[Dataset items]

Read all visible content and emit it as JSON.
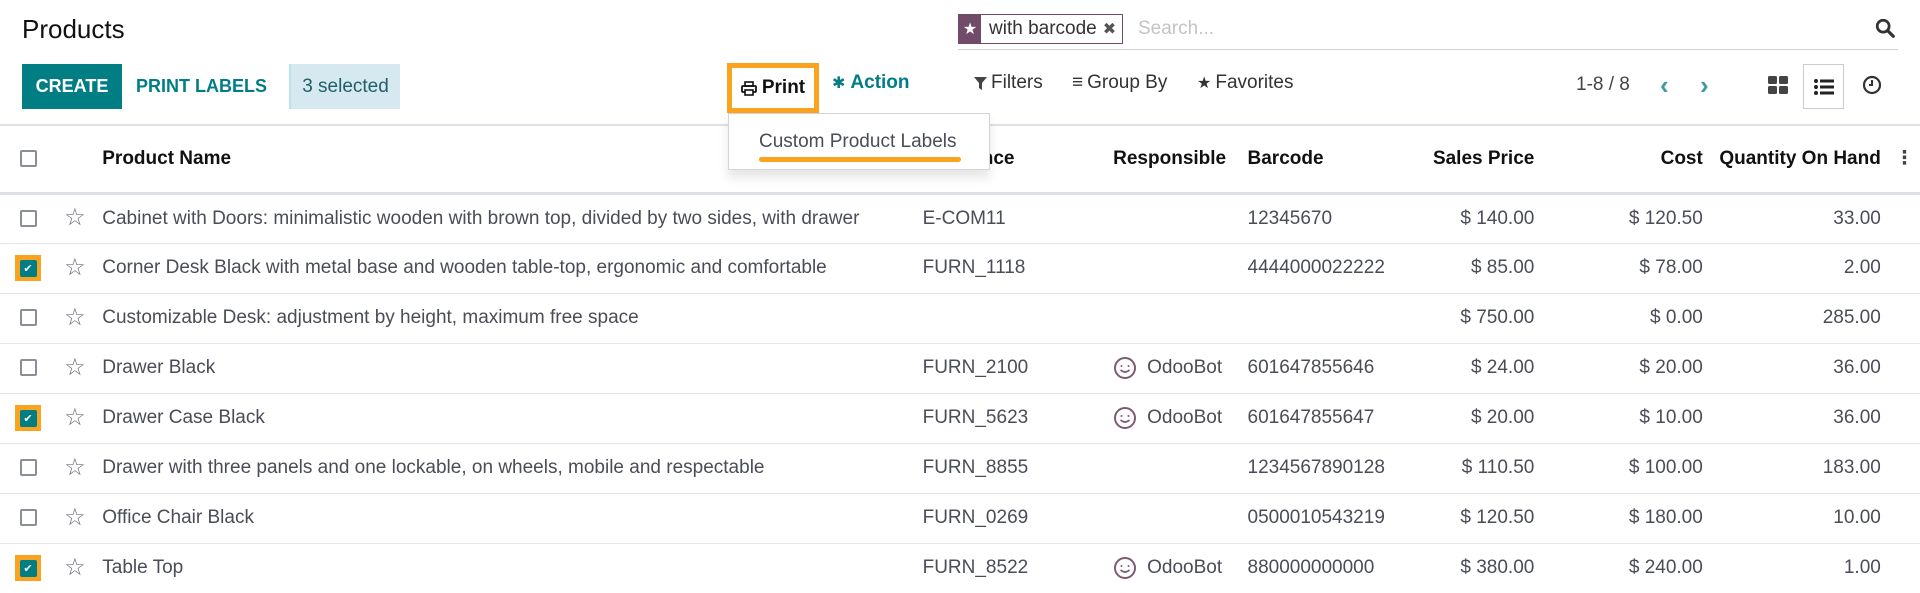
{
  "page": {
    "title": "Products"
  },
  "toolbar": {
    "create_label": "CREATE",
    "print_labels_label": "PRINT LABELS",
    "selected_label": "3 selected",
    "print_label": "Print",
    "action_label": "Action",
    "filters_label": "Filters",
    "group_by_label": "Group By",
    "favorites_label": "Favorites"
  },
  "search": {
    "facet_label": "with barcode",
    "placeholder": "Search...",
    "facet_color": "#714b67"
  },
  "pager": {
    "text": "1-8 / 8"
  },
  "print_dropdown": {
    "items": [
      {
        "label": "Custom Product Labels"
      }
    ]
  },
  "colors": {
    "brand": "#017e84",
    "highlight": "#f9a31f"
  },
  "table": {
    "columns": {
      "product_name": "Product Name",
      "reference": "Reference",
      "responsible": "Responsible",
      "barcode": "Barcode",
      "sales_price": "Sales Price",
      "cost": "Cost",
      "qty": "Quantity On Hand"
    },
    "rows": [
      {
        "selected": false,
        "name": "Cabinet with Doors: minimalistic wooden with brown top, divided by two sides, with drawer",
        "reference": "E-COM11",
        "responsible": "",
        "barcode": "12345670",
        "sales_price": "$ 140.00",
        "cost": "$ 120.50",
        "qty": "33.00"
      },
      {
        "selected": true,
        "name": "Corner Desk Black with metal base and wooden table-top, ergonomic and comfortable",
        "reference": "FURN_1118",
        "responsible": "",
        "barcode": "4444000022222",
        "sales_price": "$ 85.00",
        "cost": "$ 78.00",
        "qty": "2.00"
      },
      {
        "selected": false,
        "name": "Customizable Desk: adjustment by height, maximum free space",
        "reference": "",
        "responsible": "",
        "barcode": "",
        "sales_price": "$ 750.00",
        "cost": "$ 0.00",
        "qty": "285.00"
      },
      {
        "selected": false,
        "name": "Drawer Black",
        "reference": "FURN_2100",
        "responsible": "OdooBot",
        "barcode": "601647855646",
        "sales_price": "$ 24.00",
        "cost": "$ 20.00",
        "qty": "36.00"
      },
      {
        "selected": true,
        "name": "Drawer Case Black",
        "reference": "FURN_5623",
        "responsible": "OdooBot",
        "barcode": "601647855647",
        "sales_price": "$ 20.00",
        "cost": "$ 10.00",
        "qty": "36.00"
      },
      {
        "selected": false,
        "name": "Drawer with three panels and one lockable, on wheels, mobile and respectable",
        "reference": "FURN_8855",
        "responsible": "",
        "barcode": "1234567890128",
        "sales_price": "$ 110.50",
        "cost": "$ 100.00",
        "qty": "183.00"
      },
      {
        "selected": false,
        "name": "Office Chair Black",
        "reference": "FURN_0269",
        "responsible": "",
        "barcode": "0500010543219",
        "sales_price": "$ 120.50",
        "cost": "$ 180.00",
        "qty": "10.00"
      },
      {
        "selected": true,
        "name": "Table Top",
        "reference": "FURN_8522",
        "responsible": "OdooBot",
        "barcode": "880000000000",
        "sales_price": "$ 380.00",
        "cost": "$ 240.00",
        "qty": "1.00"
      }
    ]
  }
}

## Written instruction:
Retype each line of the listing above word for word. Exclude the pictures.

## Right answer:
Read all visible content and emit it as JSON.
{
  "page": {
    "title": "Products"
  },
  "toolbar": {
    "create_label": "CREATE",
    "print_labels_label": "PRINT LABELS",
    "selected_label": "3 selected",
    "print_label": "Print",
    "action_label": "Action",
    "filters_label": "Filters",
    "group_by_label": "Group By",
    "favorites_label": "Favorites"
  },
  "search": {
    "facet_label": "with barcode",
    "placeholder": "Search...",
    "facet_color": "#714b67"
  },
  "pager": {
    "text": "1-8 / 8"
  },
  "print_dropdown": {
    "items": [
      {
        "label": "Custom Product Labels"
      }
    ]
  },
  "colors": {
    "brand": "#017e84",
    "highlight": "#f9a31f"
  },
  "table": {
    "columns": {
      "product_name": "Product Name",
      "reference": "Reference",
      "responsible": "Responsible",
      "barcode": "Barcode",
      "sales_price": "Sales Price",
      "cost": "Cost",
      "qty": "Quantity On Hand"
    },
    "rows": [
      {
        "selected": false,
        "name": "Cabinet with Doors: minimalistic wooden with brown top, divided by two sides, with drawer",
        "reference": "E-COM11",
        "responsible": "",
        "barcode": "12345670",
        "sales_price": "$ 140.00",
        "cost": "$ 120.50",
        "qty": "33.00"
      },
      {
        "selected": true,
        "name": "Corner Desk Black with metal base and wooden table-top, ergonomic and comfortable",
        "reference": "FURN_1118",
        "responsible": "",
        "barcode": "4444000022222",
        "sales_price": "$ 85.00",
        "cost": "$ 78.00",
        "qty": "2.00"
      },
      {
        "selected": false,
        "name": "Customizable Desk: adjustment by height, maximum free space",
        "reference": "",
        "responsible": "",
        "barcode": "",
        "sales_price": "$ 750.00",
        "cost": "$ 0.00",
        "qty": "285.00"
      },
      {
        "selected": false,
        "name": "Drawer Black",
        "reference": "FURN_2100",
        "responsible": "OdooBot",
        "barcode": "601647855646",
        "sales_price": "$ 24.00",
        "cost": "$ 20.00",
        "qty": "36.00"
      },
      {
        "selected": true,
        "name": "Drawer Case Black",
        "reference": "FURN_5623",
        "responsible": "OdooBot",
        "barcode": "601647855647",
        "sales_price": "$ 20.00",
        "cost": "$ 10.00",
        "qty": "36.00"
      },
      {
        "selected": false,
        "name": "Drawer with three panels and one lockable, on wheels, mobile and respectable",
        "reference": "FURN_8855",
        "responsible": "",
        "barcode": "1234567890128",
        "sales_price": "$ 110.50",
        "cost": "$ 100.00",
        "qty": "183.00"
      },
      {
        "selected": false,
        "name": "Office Chair Black",
        "reference": "FURN_0269",
        "responsible": "",
        "barcode": "0500010543219",
        "sales_price": "$ 120.50",
        "cost": "$ 180.00",
        "qty": "10.00"
      },
      {
        "selected": true,
        "name": "Table Top",
        "reference": "FURN_8522",
        "responsible": "OdooBot",
        "barcode": "880000000000",
        "sales_price": "$ 380.00",
        "cost": "$ 240.00",
        "qty": "1.00"
      }
    ]
  }
}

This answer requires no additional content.